### Written request
Check each line of the data for "JSON" and select those that have it.

### Supplied entries
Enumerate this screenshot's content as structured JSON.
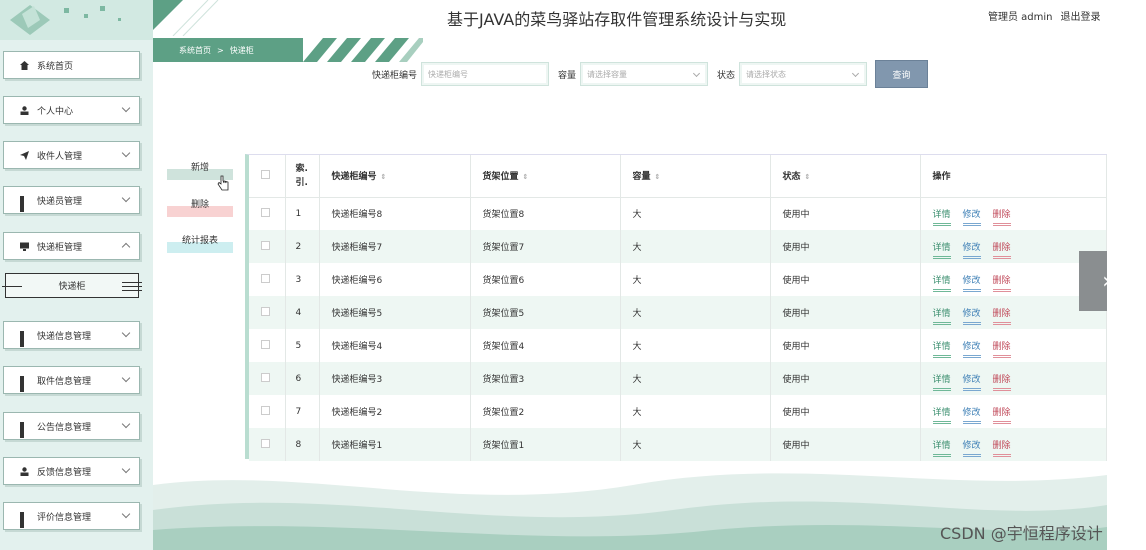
{
  "header": {
    "title": "基于JAVA的菜鸟驿站存取件管理系统设计与实现",
    "user": "管理员 admin",
    "logout": "退出登录"
  },
  "breadcrumb": {
    "home": "系统首页",
    "separator": ">",
    "current": "快递柜"
  },
  "sidebar": {
    "items": [
      {
        "label": "系统首页",
        "icon": "home-icon"
      },
      {
        "label": "个人中心",
        "icon": "user-icon"
      },
      {
        "label": "收件人管理",
        "icon": "send-icon"
      },
      {
        "label": "快递员管理",
        "icon": "grid-icon"
      },
      {
        "label": "快递柜管理",
        "icon": "monitor-icon"
      },
      {
        "label": "快递信息管理",
        "icon": "grid-icon"
      },
      {
        "label": "取件信息管理",
        "icon": "grid-icon"
      },
      {
        "label": "公告信息管理",
        "icon": "grid-icon"
      },
      {
        "label": "反馈信息管理",
        "icon": "user-icon"
      },
      {
        "label": "评价信息管理",
        "icon": "grid-icon"
      }
    ],
    "submenu": "快递柜"
  },
  "search": {
    "f1_label": "快递柜编号",
    "f1_placeholder": "快递柜编号",
    "f2_label": "容量",
    "f2_placeholder": "请选择容量",
    "f3_label": "状态",
    "f3_placeholder": "请选择状态",
    "button": "查询"
  },
  "actions": {
    "add": "新增",
    "delete": "删除",
    "stats": "统计报表"
  },
  "table": {
    "headers": [
      "索引",
      "快递柜编号",
      "货架位置",
      "容量",
      "状态",
      "操作"
    ],
    "index_header_l1": "索.",
    "index_header_l2": "引.",
    "rows": [
      {
        "idx": "1",
        "code": "快递柜编号8",
        "pos": "货架位置8",
        "cap": "大",
        "status": "使用中"
      },
      {
        "idx": "2",
        "code": "快递柜编号7",
        "pos": "货架位置7",
        "cap": "大",
        "status": "使用中"
      },
      {
        "idx": "3",
        "code": "快递柜编号6",
        "pos": "货架位置6",
        "cap": "大",
        "status": "使用中"
      },
      {
        "idx": "4",
        "code": "快递柜编号5",
        "pos": "货架位置5",
        "cap": "大",
        "status": "使用中"
      },
      {
        "idx": "5",
        "code": "快递柜编号4",
        "pos": "货架位置4",
        "cap": "大",
        "status": "使用中"
      },
      {
        "idx": "6",
        "code": "快递柜编号3",
        "pos": "货架位置3",
        "cap": "大",
        "status": "使用中"
      },
      {
        "idx": "7",
        "code": "快递柜编号2",
        "pos": "货架位置2",
        "cap": "大",
        "status": "使用中"
      },
      {
        "idx": "8",
        "code": "快递柜编号1",
        "pos": "货架位置1",
        "cap": "大",
        "status": "使用中"
      }
    ],
    "op_detail": "详情",
    "op_edit": "修改",
    "op_delete": "删除"
  },
  "watermark": "CSDN @宇恒程序设计",
  "colors": {
    "accent": "#5da085",
    "search_button": "#8197ae",
    "sidebar_bg": "#e3f1ee"
  }
}
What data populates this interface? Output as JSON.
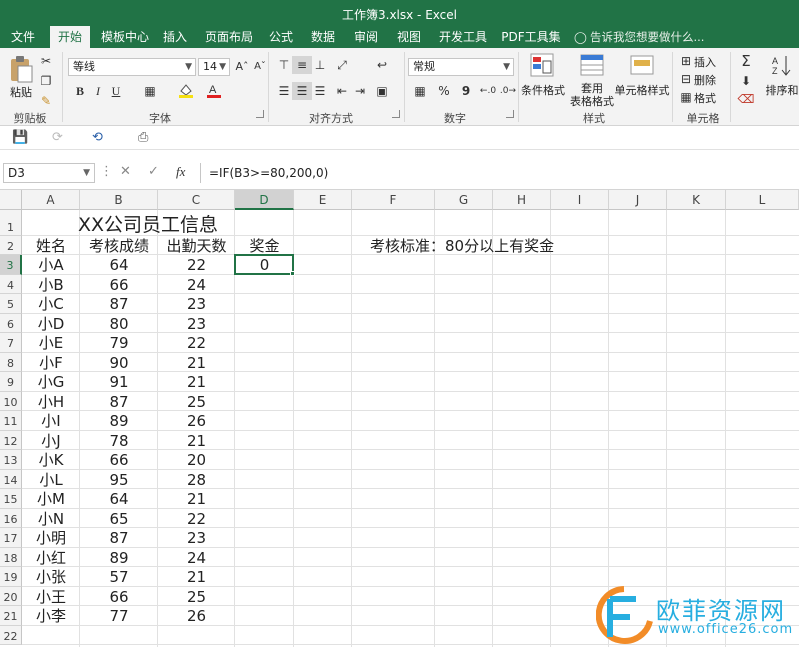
{
  "window": {
    "title": "工作簿3.xlsx - Excel"
  },
  "tabs": [
    {
      "label": "文件",
      "active": false
    },
    {
      "label": "开始",
      "active": true
    },
    {
      "label": "模板中心",
      "active": false
    },
    {
      "label": "插入",
      "active": false
    },
    {
      "label": "页面布局",
      "active": false
    },
    {
      "label": "公式",
      "active": false
    },
    {
      "label": "数据",
      "active": false
    },
    {
      "label": "审阅",
      "active": false
    },
    {
      "label": "视图",
      "active": false
    },
    {
      "label": "开发工具",
      "active": false
    },
    {
      "label": "PDF工具集",
      "active": false
    }
  ],
  "tell_me": "告诉我您想要做什么...",
  "ribbon": {
    "paste_label": "粘贴",
    "font_name": "等线",
    "font_size": "14",
    "bold": "B",
    "italic": "I",
    "underline": "U",
    "number_format": "常规",
    "percent": "%",
    "comma": "9",
    "cond_format": "条件格式",
    "table_format": "套用\n表格格式",
    "table_format_line1": "套用",
    "table_format_line2": "表格格式",
    "cell_styles": "单元格样式",
    "insert": "插入",
    "delete": "删除",
    "format": "格式",
    "sort_filter": "排序和",
    "groups": {
      "clipboard": "剪贴板",
      "font": "字体",
      "alignment": "对齐方式",
      "number": "数字",
      "styles": "样式",
      "cells": "单元格"
    }
  },
  "formula_bar": {
    "name_box": "D3",
    "fx": "fx",
    "formula": "=IF(B3>=80,200,0)"
  },
  "sheet": {
    "columns": [
      "A",
      "B",
      "C",
      "D",
      "E",
      "F",
      "G",
      "H",
      "I",
      "J",
      "K",
      "L"
    ],
    "selected_column": "D",
    "selected_row": 3,
    "row_numbers": [
      1,
      2,
      3,
      4,
      5,
      6,
      7,
      8,
      9,
      10,
      11,
      12,
      13,
      14,
      15,
      16,
      17,
      18,
      19,
      20,
      21,
      22
    ],
    "title": "XX公司员工信息",
    "headers": [
      "姓名",
      "考核成绩",
      "出勤天数",
      "奖金"
    ],
    "note": "考核标准：80分以上有奖金",
    "rows": [
      [
        "小A",
        "64",
        "22",
        "0"
      ],
      [
        "小B",
        "66",
        "24",
        ""
      ],
      [
        "小C",
        "87",
        "23",
        ""
      ],
      [
        "小D",
        "80",
        "23",
        ""
      ],
      [
        "小E",
        "79",
        "22",
        ""
      ],
      [
        "小F",
        "90",
        "21",
        ""
      ],
      [
        "小G",
        "91",
        "21",
        ""
      ],
      [
        "小H",
        "87",
        "25",
        ""
      ],
      [
        "小I",
        "89",
        "26",
        ""
      ],
      [
        "小J",
        "78",
        "21",
        ""
      ],
      [
        "小K",
        "66",
        "20",
        ""
      ],
      [
        "小L",
        "95",
        "28",
        ""
      ],
      [
        "小M",
        "64",
        "21",
        ""
      ],
      [
        "小N",
        "65",
        "22",
        ""
      ],
      [
        "小明",
        "87",
        "23",
        ""
      ],
      [
        "小红",
        "89",
        "24",
        ""
      ],
      [
        "小张",
        "57",
        "21",
        ""
      ],
      [
        "小王",
        "66",
        "25",
        ""
      ],
      [
        "小李",
        "77",
        "26",
        ""
      ]
    ]
  },
  "watermark": {
    "brand": "欧菲资源网",
    "url": "www.office26.com"
  },
  "colors": {
    "accent": "#217346",
    "watermark": "#27aee0"
  }
}
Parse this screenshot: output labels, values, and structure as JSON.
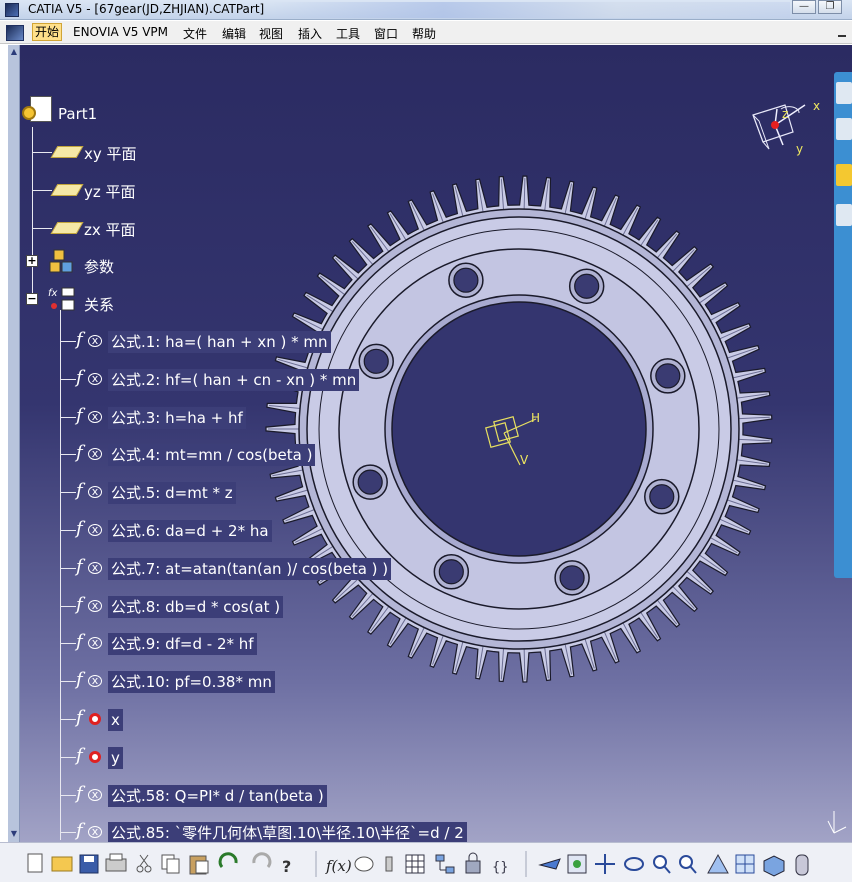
{
  "window": {
    "title": "CATIA V5 - [67gear(JD,ZHJIAN).CATPart]",
    "minimize_label": "—",
    "restore_label": "❐"
  },
  "menu": {
    "items": [
      "开始",
      "ENOVIA V5 VPM",
      "文件",
      "编辑",
      "视图",
      "插入",
      "工具",
      "窗口",
      "帮助"
    ]
  },
  "tree": {
    "root": "Part1",
    "planes": [
      "xy 平面",
      "yz 平面",
      "zx 平面"
    ],
    "parameters": "参数",
    "relations": "关系",
    "formulas": [
      "公式.1: ha=( han + xn ) * mn",
      "公式.2: hf=( han + cn - xn ) * mn",
      "公式.3: h=ha + hf",
      "公式.4: mt=mn / cos(beta )",
      "公式.5: d=mt * z",
      "公式.6: da=d + 2* ha",
      "公式.7: at=atan(tan(an )/ cos(beta ) )",
      "公式.8: db=d * cos(at )",
      "公式.9: df=d - 2* hf",
      "公式.10: pf=0.38* mn"
    ],
    "laws": [
      "x",
      "y"
    ],
    "more_formulas": [
      "公式.58: Q=PI* d / tan(beta )",
      "公式.85: `零件几何体\\草图.10\\半径.10\\半径`=d / 2"
    ]
  },
  "compass": {
    "x_label": "x",
    "y_label": "y",
    "z_label": "z"
  },
  "axis_origin": {
    "h_label": "H",
    "v_label": "V"
  },
  "gear": {
    "teeth": 67,
    "holes": 8,
    "color": "#c9cbe6"
  },
  "colors": {
    "viewport_top": "#2b2b62",
    "viewport_bottom": "#a2a3c6",
    "tree_text": "#ffffff"
  }
}
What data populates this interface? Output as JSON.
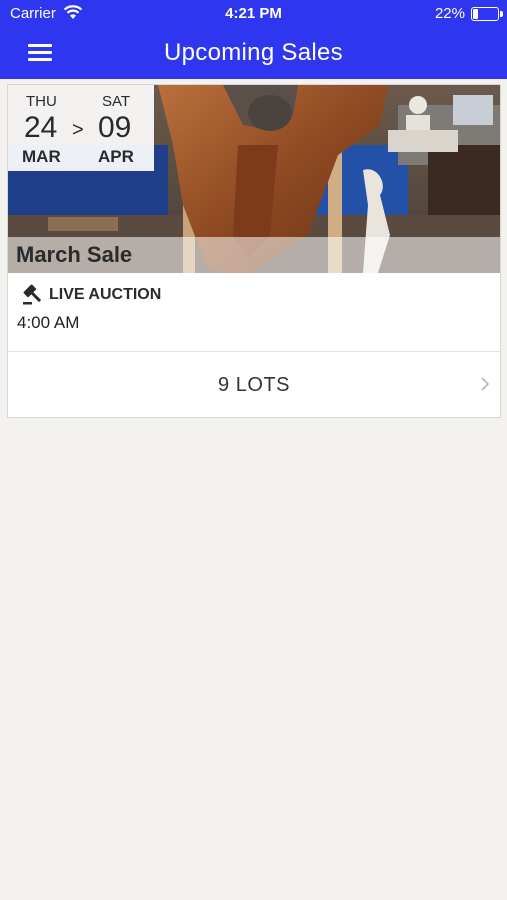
{
  "status_bar": {
    "carrier": "Carrier",
    "time": "4:21 PM",
    "battery_percent": "22%",
    "battery_level": 0.22
  },
  "nav": {
    "title": "Upcoming Sales",
    "menu_icon": "hamburger-menu-icon"
  },
  "colors": {
    "accent": "#2f36f0",
    "background": "#f3f2ef"
  },
  "sale": {
    "start": {
      "day_of_week": "THU",
      "day": "24",
      "month": "MAR"
    },
    "separator": ">",
    "end": {
      "day_of_week": "SAT",
      "day": "09",
      "month": "APR"
    },
    "name": "March Sale",
    "auction_icon": "gavel-icon",
    "auction_type": "LIVE AUCTION",
    "start_time": "4:00 AM",
    "lots_label": "9 LOTS",
    "lots_icon": "chevron-right-icon"
  }
}
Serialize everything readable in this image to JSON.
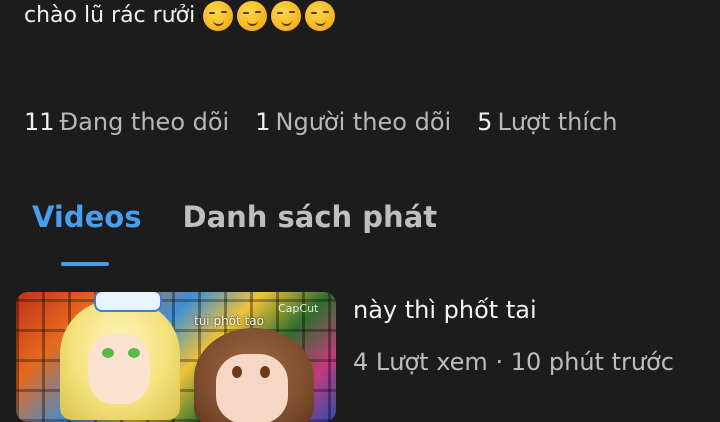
{
  "bio": {
    "text": "chào lũ rác rưởi",
    "emoji": [
      "smirking-face",
      "smirking-face",
      "smirking-face",
      "smirking-face"
    ]
  },
  "stats": [
    {
      "count": "11",
      "label": "Đang theo dõi"
    },
    {
      "count": "1",
      "label": "Người theo dõi"
    },
    {
      "count": "5",
      "label": "Lượt thích"
    }
  ],
  "tabs": [
    {
      "label": "Videos",
      "active": true
    },
    {
      "label": "Danh sách phát",
      "active": false
    }
  ],
  "colors": {
    "background": "#1c1c1c",
    "accent": "#4a9ef0"
  },
  "video": {
    "thumbnail_overlay": "tui phốt tao",
    "thumbnail_watermark": "CapCut",
    "title": "này thì phốt tai",
    "views": "4 Lượt xem",
    "separator": " · ",
    "time": "10 phút trước"
  }
}
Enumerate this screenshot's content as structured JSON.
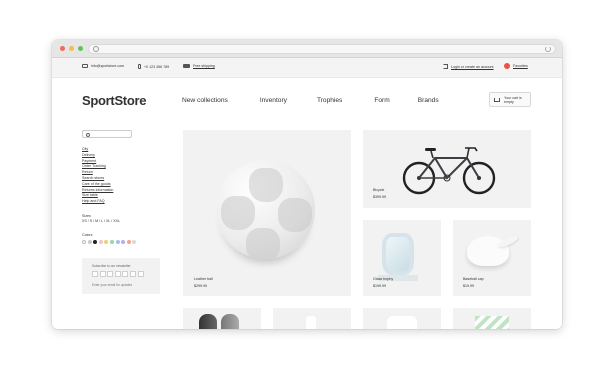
{
  "top_bar": {
    "email": "info@sportstore.com",
    "phone": "+0 123 456 789",
    "shipping": "Free shipping",
    "login": "Login or create an account",
    "favorites": "Favorites"
  },
  "header": {
    "logo": "SportStore",
    "nav": [
      "New collections",
      "Inventory",
      "Trophies",
      "Form",
      "Brands"
    ],
    "cart_text": "Your cart is empty"
  },
  "sidebar": {
    "links": [
      "City",
      "Delivery",
      "Payment",
      "Order Tracking",
      "Return",
      "Search stores",
      "Care of the goods",
      "Returns information",
      "Size table",
      "Help and FAQ"
    ],
    "sizes_label": "Sizes",
    "sizes": "XS / S / M / L / XL / XXL",
    "colors_label": "Colors",
    "colors": [
      "#ffffff",
      "#c9c9c9",
      "#222222",
      "#f2c4c4",
      "#e7d27a",
      "#9fd39f",
      "#9cc4ee",
      "#c5a8e6",
      "#f0a58f",
      "#d9d9d9"
    ],
    "subscribe_title": "Subscribe to our newsletter",
    "subscribe_note": "Enter your email for updates"
  },
  "products": [
    {
      "name": "Leather ball",
      "price": "$299.99",
      "image": "soccer-ball"
    },
    {
      "name": "Bicycle",
      "price": "$399.99",
      "image": "bicycle"
    },
    {
      "name": "Glass trophy",
      "price": "$199.99",
      "image": "glass-trophy"
    },
    {
      "name": "Baseball cap",
      "price": "$19.99",
      "image": "baseball-cap"
    }
  ]
}
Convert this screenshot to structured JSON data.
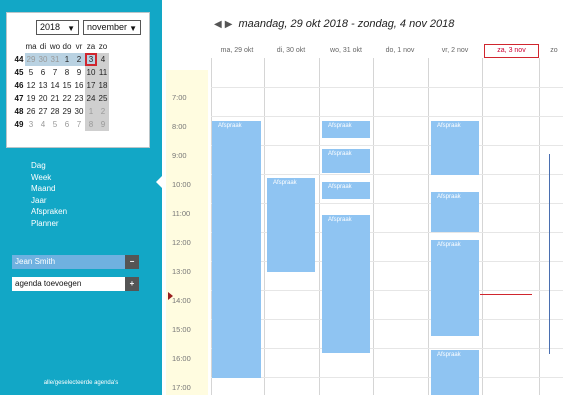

### Output
Enumerate this screenshot's content as structured JSON.
What data populates this interface? Output as JSON.
Parse this screenshot: output labels, values, and structure as JSON.
What data populates this interface? Output as JSON.
Serialize everything readable in this image to JSON.
Enumerate this screenshot's content as structured JSON.
Convert this screenshot to structured JSON data.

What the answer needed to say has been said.